** begin **
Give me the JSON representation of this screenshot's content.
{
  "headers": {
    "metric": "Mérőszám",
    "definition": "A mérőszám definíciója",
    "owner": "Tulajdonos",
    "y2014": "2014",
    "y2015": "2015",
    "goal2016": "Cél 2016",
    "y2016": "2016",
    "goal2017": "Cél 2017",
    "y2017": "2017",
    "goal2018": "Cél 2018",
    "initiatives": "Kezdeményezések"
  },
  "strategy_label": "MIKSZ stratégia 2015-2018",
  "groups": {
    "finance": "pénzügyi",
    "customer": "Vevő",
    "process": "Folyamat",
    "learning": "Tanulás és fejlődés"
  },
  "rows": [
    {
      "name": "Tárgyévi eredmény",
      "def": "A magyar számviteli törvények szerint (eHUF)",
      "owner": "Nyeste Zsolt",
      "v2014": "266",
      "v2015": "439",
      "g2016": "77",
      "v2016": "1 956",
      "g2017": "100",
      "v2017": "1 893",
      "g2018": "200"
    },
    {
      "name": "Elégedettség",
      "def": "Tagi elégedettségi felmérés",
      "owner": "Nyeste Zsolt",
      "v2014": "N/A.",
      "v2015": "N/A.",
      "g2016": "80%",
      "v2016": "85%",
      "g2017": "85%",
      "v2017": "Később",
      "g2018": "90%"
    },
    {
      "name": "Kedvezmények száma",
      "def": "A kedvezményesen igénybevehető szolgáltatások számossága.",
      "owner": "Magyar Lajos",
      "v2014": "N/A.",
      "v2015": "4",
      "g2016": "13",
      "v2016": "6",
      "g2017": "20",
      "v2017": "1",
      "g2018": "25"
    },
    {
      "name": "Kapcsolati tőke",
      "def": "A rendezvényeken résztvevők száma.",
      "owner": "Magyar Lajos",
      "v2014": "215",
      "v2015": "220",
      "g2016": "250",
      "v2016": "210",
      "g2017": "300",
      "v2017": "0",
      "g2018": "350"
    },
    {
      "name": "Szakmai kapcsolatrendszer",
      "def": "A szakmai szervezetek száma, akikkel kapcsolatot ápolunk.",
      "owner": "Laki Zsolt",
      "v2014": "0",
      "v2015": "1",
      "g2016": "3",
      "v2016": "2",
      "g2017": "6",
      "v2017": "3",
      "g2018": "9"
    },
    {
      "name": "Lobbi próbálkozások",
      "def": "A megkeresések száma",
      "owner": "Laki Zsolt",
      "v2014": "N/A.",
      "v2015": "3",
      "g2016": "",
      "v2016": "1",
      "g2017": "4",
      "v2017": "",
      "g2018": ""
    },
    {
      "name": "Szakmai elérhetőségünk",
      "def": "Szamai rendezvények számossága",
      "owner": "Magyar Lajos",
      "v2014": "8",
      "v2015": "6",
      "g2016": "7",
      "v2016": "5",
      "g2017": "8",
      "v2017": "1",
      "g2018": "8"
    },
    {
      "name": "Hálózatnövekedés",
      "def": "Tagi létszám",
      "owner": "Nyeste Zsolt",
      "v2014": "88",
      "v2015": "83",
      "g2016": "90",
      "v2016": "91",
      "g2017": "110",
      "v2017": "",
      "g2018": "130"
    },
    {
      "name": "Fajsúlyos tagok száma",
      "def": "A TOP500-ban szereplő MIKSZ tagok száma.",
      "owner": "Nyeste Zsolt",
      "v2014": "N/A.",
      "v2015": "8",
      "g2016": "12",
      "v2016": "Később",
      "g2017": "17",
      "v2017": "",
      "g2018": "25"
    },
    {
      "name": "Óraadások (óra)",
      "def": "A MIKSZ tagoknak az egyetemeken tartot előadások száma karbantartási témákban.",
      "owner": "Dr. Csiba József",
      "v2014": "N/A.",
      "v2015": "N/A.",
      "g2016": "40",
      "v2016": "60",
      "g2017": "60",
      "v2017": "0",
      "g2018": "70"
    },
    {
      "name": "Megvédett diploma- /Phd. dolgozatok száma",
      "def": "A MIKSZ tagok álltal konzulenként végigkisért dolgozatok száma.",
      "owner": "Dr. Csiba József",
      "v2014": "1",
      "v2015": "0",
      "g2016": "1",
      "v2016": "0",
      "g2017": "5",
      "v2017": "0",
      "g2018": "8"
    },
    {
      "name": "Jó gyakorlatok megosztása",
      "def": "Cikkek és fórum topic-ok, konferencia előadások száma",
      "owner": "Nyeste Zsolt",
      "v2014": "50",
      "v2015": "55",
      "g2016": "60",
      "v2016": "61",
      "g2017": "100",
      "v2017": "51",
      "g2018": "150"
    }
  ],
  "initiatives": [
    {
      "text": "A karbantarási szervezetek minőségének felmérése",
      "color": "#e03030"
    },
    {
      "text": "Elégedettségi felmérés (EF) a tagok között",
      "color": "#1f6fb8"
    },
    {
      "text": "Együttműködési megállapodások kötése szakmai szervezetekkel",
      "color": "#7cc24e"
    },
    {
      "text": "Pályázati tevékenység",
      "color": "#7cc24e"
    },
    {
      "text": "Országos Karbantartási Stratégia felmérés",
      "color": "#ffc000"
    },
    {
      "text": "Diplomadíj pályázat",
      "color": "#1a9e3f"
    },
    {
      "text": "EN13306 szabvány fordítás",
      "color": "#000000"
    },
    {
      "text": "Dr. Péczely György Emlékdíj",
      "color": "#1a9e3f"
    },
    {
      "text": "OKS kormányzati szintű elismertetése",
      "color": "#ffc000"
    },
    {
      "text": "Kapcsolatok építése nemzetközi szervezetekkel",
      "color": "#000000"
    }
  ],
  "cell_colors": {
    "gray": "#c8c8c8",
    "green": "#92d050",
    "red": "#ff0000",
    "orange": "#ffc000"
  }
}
** end **
**Goal of the exercise:**
From the listing above, extract all records word for word.

**Final result:**
Give me the JSON representation of this screenshot's content.
{
  "headers": {
    "metric": "Mérőszám",
    "definition": "A mérőszám definíciója",
    "owner": "Tulajdonos",
    "y2014": "2014",
    "y2015": "2015",
    "goal2016": "Cél 2016",
    "y2016": "2016",
    "goal2017": "Cél 2017",
    "y2017": "2017",
    "goal2018": "Cél 2018",
    "initiatives": "Kezdeményezések"
  },
  "strategy_label": "MIKSZ stratégia 2015-2018",
  "groups": {
    "finance": "pénzügyi",
    "customer": "Vevő",
    "process": "Folyamat",
    "learning": "Tanulás és fejlődés"
  },
  "rows": [
    {
      "name": "Tárgyévi eredmény",
      "def": "A magyar számviteli törvények szerint (eHUF)",
      "owner": "Nyeste Zsolt",
      "v2014": "266",
      "v2015": "439",
      "g2016": "77",
      "v2016": "1 956",
      "g2017": "100",
      "v2017": "1 893",
      "g2018": "200"
    },
    {
      "name": "Elégedettség",
      "def": "Tagi elégedettségi felmérés",
      "owner": "Nyeste Zsolt",
      "v2014": "N/A.",
      "v2015": "N/A.",
      "g2016": "80%",
      "v2016": "85%",
      "g2017": "85%",
      "v2017": "Később",
      "g2018": "90%"
    },
    {
      "name": "Kedvezmények száma",
      "def": "A kedvezményesen igénybevehető szolgáltatások számossága.",
      "owner": "Magyar Lajos",
      "v2014": "N/A.",
      "v2015": "4",
      "g2016": "13",
      "v2016": "6",
      "g2017": "20",
      "v2017": "1",
      "g2018": "25"
    },
    {
      "name": "Kapcsolati tőke",
      "def": "A rendezvényeken résztvevők száma.",
      "owner": "Magyar Lajos",
      "v2014": "215",
      "v2015": "220",
      "g2016": "250",
      "v2016": "210",
      "g2017": "300",
      "v2017": "0",
      "g2018": "350"
    },
    {
      "name": "Szakmai kapcsolatrendszer",
      "def": "A szakmai szervezetek száma, akikkel kapcsolatot ápolunk.",
      "owner": "Laki Zsolt",
      "v2014": "0",
      "v2015": "1",
      "g2016": "3",
      "v2016": "2",
      "g2017": "6",
      "v2017": "3",
      "g2018": "9"
    },
    {
      "name": "Lobbi próbálkozások",
      "def": "A megkeresések száma",
      "owner": "Laki Zsolt",
      "v2014": "N/A.",
      "v2015": "3",
      "g2016": "",
      "v2016": "1",
      "g2017": "4",
      "v2017": "",
      "g2018": ""
    },
    {
      "name": "Szakmai elérhetőségünk",
      "def": "Szamai rendezvények számossága",
      "owner": "Magyar Lajos",
      "v2014": "8",
      "v2015": "6",
      "g2016": "7",
      "v2016": "5",
      "g2017": "8",
      "v2017": "1",
      "g2018": "8"
    },
    {
      "name": "Hálózatnövekedés",
      "def": "Tagi létszám",
      "owner": "Nyeste Zsolt",
      "v2014": "88",
      "v2015": "83",
      "g2016": "90",
      "v2016": "91",
      "g2017": "110",
      "v2017": "",
      "g2018": "130"
    },
    {
      "name": "Fajsúlyos tagok száma",
      "def": "A TOP500-ban szereplő MIKSZ tagok száma.",
      "owner": "Nyeste Zsolt",
      "v2014": "N/A.",
      "v2015": "8",
      "g2016": "12",
      "v2016": "Később",
      "g2017": "17",
      "v2017": "",
      "g2018": "25"
    },
    {
      "name": "Óraadások (óra)",
      "def": "A MIKSZ tagoknak az egyetemeken tartot előadások száma karbantartási témákban.",
      "owner": "Dr. Csiba József",
      "v2014": "N/A.",
      "v2015": "N/A.",
      "g2016": "40",
      "v2016": "60",
      "g2017": "60",
      "v2017": "0",
      "g2018": "70"
    },
    {
      "name": "Megvédett diploma- /Phd. dolgozatok száma",
      "def": "A MIKSZ tagok álltal konzulenként végigkisért dolgozatok száma.",
      "owner": "Dr. Csiba József",
      "v2014": "1",
      "v2015": "0",
      "g2016": "1",
      "v2016": "0",
      "g2017": "5",
      "v2017": "0",
      "g2018": "8"
    },
    {
      "name": "Jó gyakorlatok megosztása",
      "def": "Cikkek és fórum topic-ok, konferencia előadások száma",
      "owner": "Nyeste Zsolt",
      "v2014": "50",
      "v2015": "55",
      "g2016": "60",
      "v2016": "61",
      "g2017": "100",
      "v2017": "51",
      "g2018": "150"
    }
  ],
  "initiatives": [
    {
      "text": "A karbantarási szervezetek minőségének felmérése",
      "color": "#e03030"
    },
    {
      "text": "Elégedettségi felmérés (EF) a tagok között",
      "color": "#1f6fb8"
    },
    {
      "text": "Együttműködési megállapodások kötése szakmai szervezetekkel",
      "color": "#7cc24e"
    },
    {
      "text": "Pályázati tevékenység",
      "color": "#7cc24e"
    },
    {
      "text": "Országos Karbantartási Stratégia felmérés",
      "color": "#ffc000"
    },
    {
      "text": "Diplomadíj pályázat",
      "color": "#1a9e3f"
    },
    {
      "text": "EN13306 szabvány fordítás",
      "color": "#000000"
    },
    {
      "text": "Dr. Péczely György Emlékdíj",
      "color": "#1a9e3f"
    },
    {
      "text": "OKS kormányzati szintű elismertetése",
      "color": "#ffc000"
    },
    {
      "text": "Kapcsolatok építése nemzetközi szervezetekkel",
      "color": "#000000"
    }
  ],
  "cell_colors": {
    "gray": "#c8c8c8",
    "green": "#92d050",
    "red": "#ff0000",
    "orange": "#ffc000"
  }
}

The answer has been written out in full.